__SHORT TASK__
All the data must come back unchanged, except that pictures are left out.

__EXERCISE DATA__
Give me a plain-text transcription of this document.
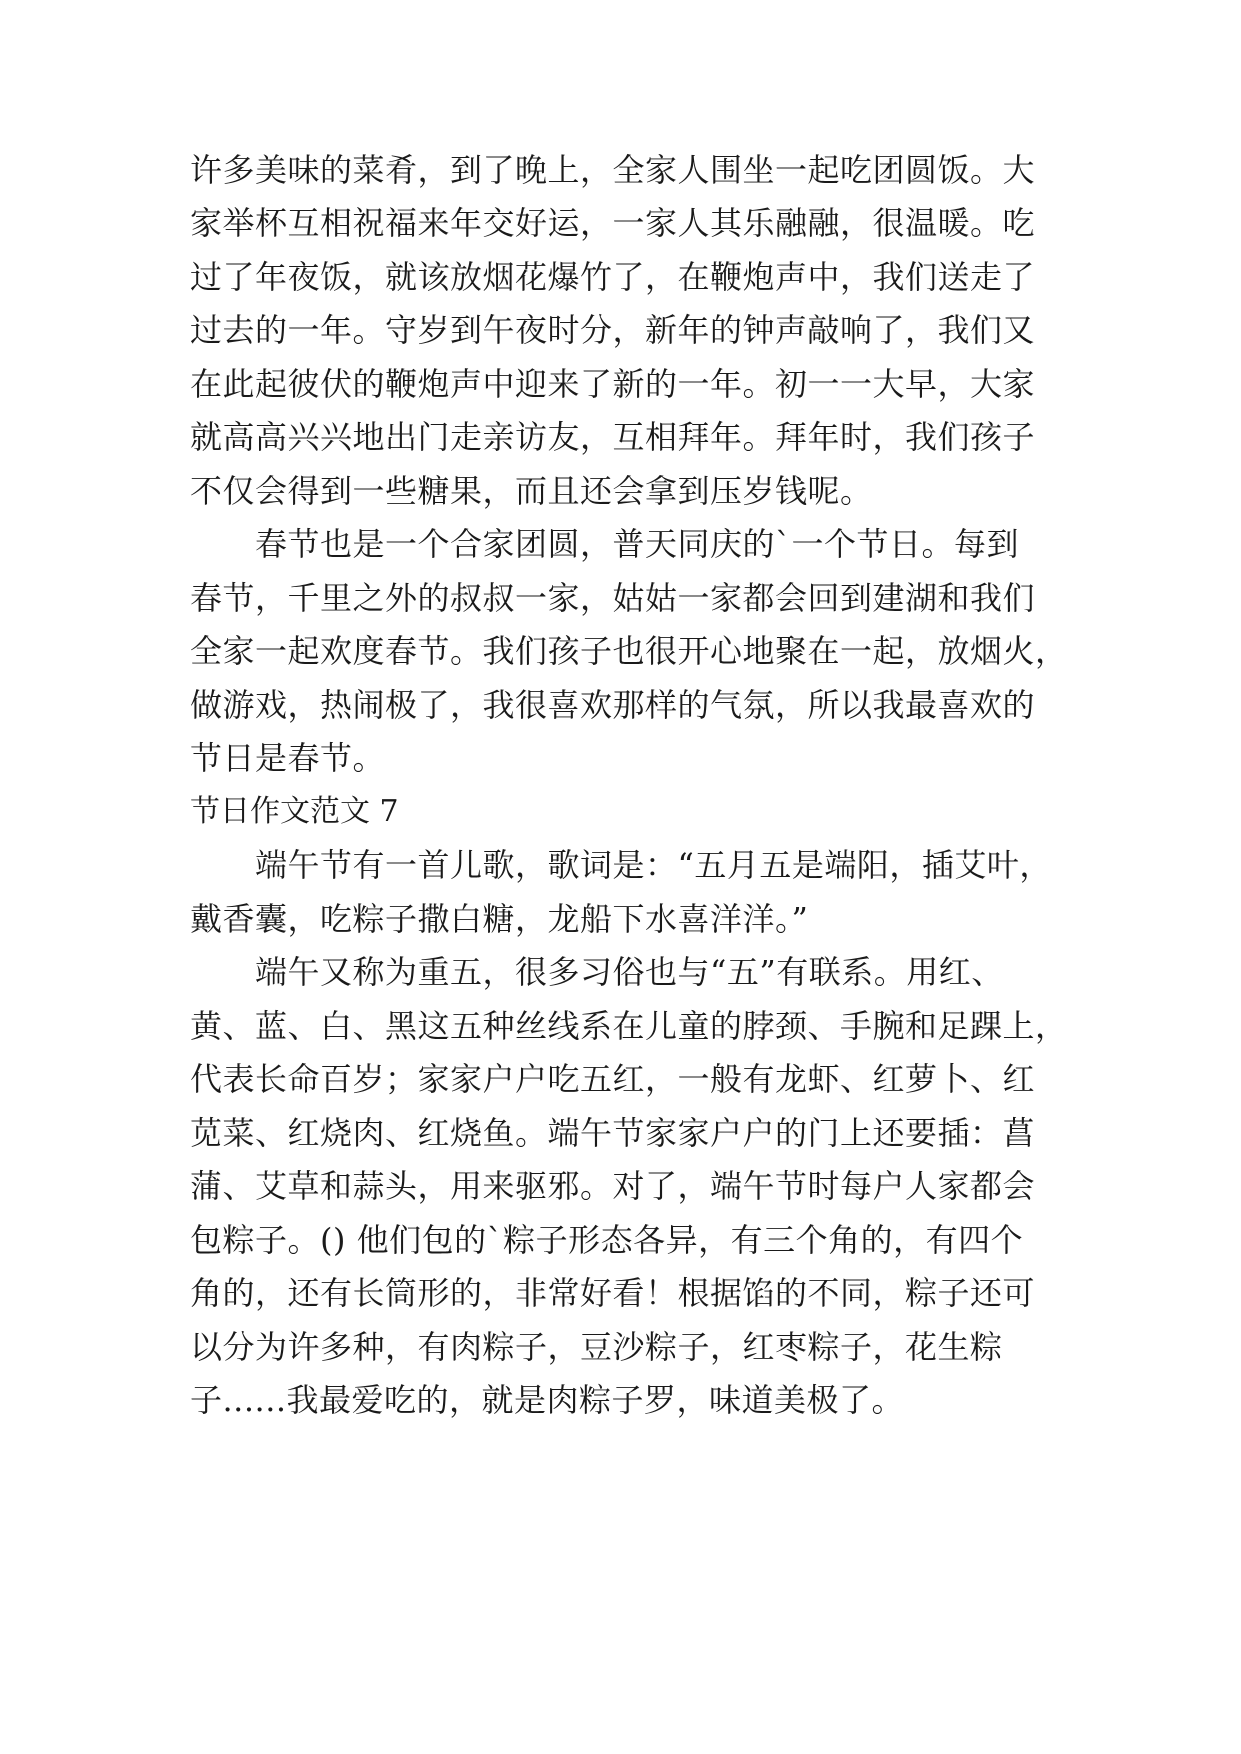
许多美味的菜肴，到了晚上，全家人围坐一起吃团圆饭。大
家举杯互相祝福来年交好运，一家人其乐融融，很温暖。吃
过了年夜饭，就该放烟花爆竹了，在鞭炮声中，我们送走了
过去的一年。守岁到午夜时分，新年的钟声敲响了，我们又
在此起彼伏的鞭炮声中迎来了新的一年。初一一大早，大家
就高高兴兴地出门走亲访友，互相拜年。拜年时，我们孩子
不仅会得到一些糖果，而且还会拿到压岁钱呢。
春节也是一个合家团圆，普天同庆的`一个节日。每到
春节，千里之外的叔叔一家，姑姑一家都会回到建湖和我们
全家一起欢度春节。我们孩子也很开心地聚在一起，放烟火，
做游戏，热闹极了，我很喜欢那样的气氛，所以我最喜欢的
节日是春节。
节日作文范文 7
端午节有一首儿歌，歌词是：“五月五是端阳，插艾叶，
戴香囊，吃粽子撒白糖，龙船下水喜洋洋。”
端午又称为重五，很多习俗也与“五”有联系。用红、
黄、蓝、白、黑这五种丝线系在儿童的脖颈、手腕和足踝上，
代表长命百岁；家家户户吃五红，一般有龙虾、红萝卜、红
苋菜、红烧肉、红烧鱼。端午节家家户户的门上还要插：菖
蒲、艾草和蒜头，用来驱邪。对了，端午节时每户人家都会
包粽子。() 他们包的`粽子形态各异，有三个角的，有四个
角的，还有长筒形的，非常好看！根据馅的不同，粽子还可
以分为许多种，有肉粽子，豆沙粽子，红枣粽子，花生粽
子......我最爱吃的，就是肉粽子罗，味道美极了。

__SOLUTION FOR THIS TASK__
Give me a plain-text transcription of this document.
许多美味的菜肴，到了晚上，全家人围坐一起吃团圆饭。大
家举杯互相祝福来年交好运，一家人其乐融融，很温暖。吃
过了年夜饭，就该放烟花爆竹了，在鞭炮声中，我们送走了
过去的一年。守岁到午夜时分，新年的钟声敲响了，我们又
在此起彼伏的鞭炮声中迎来了新的一年。初一一大早，大家
就高高兴兴地出门走亲访友，互相拜年。拜年时，我们孩子
不仅会得到一些糖果，而且还会拿到压岁钱呢。
春节也是一个合家团圆，普天同庆的`一个节日。每到
春节，千里之外的叔叔一家，姑姑一家都会回到建湖和我们
全家一起欢度春节。我们孩子也很开心地聚在一起，放烟火，
做游戏，热闹极了，我很喜欢那样的气氛，所以我最喜欢的
节日是春节。
节日作文范文 7
端午节有一首儿歌，歌词是：“五月五是端阳，插艾叶，
戴香囊，吃粽子撒白糖，龙船下水喜洋洋。”
端午又称为重五，很多习俗也与“五”有联系。用红、
黄、蓝、白、黑这五种丝线系在儿童的脖颈、手腕和足踝上，
代表长命百岁；家家户户吃五红，一般有龙虾、红萝卜、红
苋菜、红烧肉、红烧鱼。端午节家家户户的门上还要插：菖
蒲、艾草和蒜头，用来驱邪。对了，端午节时每户人家都会
包粽子。() 他们包的`粽子形态各异，有三个角的，有四个
角的，还有长筒形的，非常好看！根据馅的不同，粽子还可
以分为许多种，有肉粽子，豆沙粽子，红枣粽子，花生粽
子......我最爱吃的，就是肉粽子罗，味道美极了。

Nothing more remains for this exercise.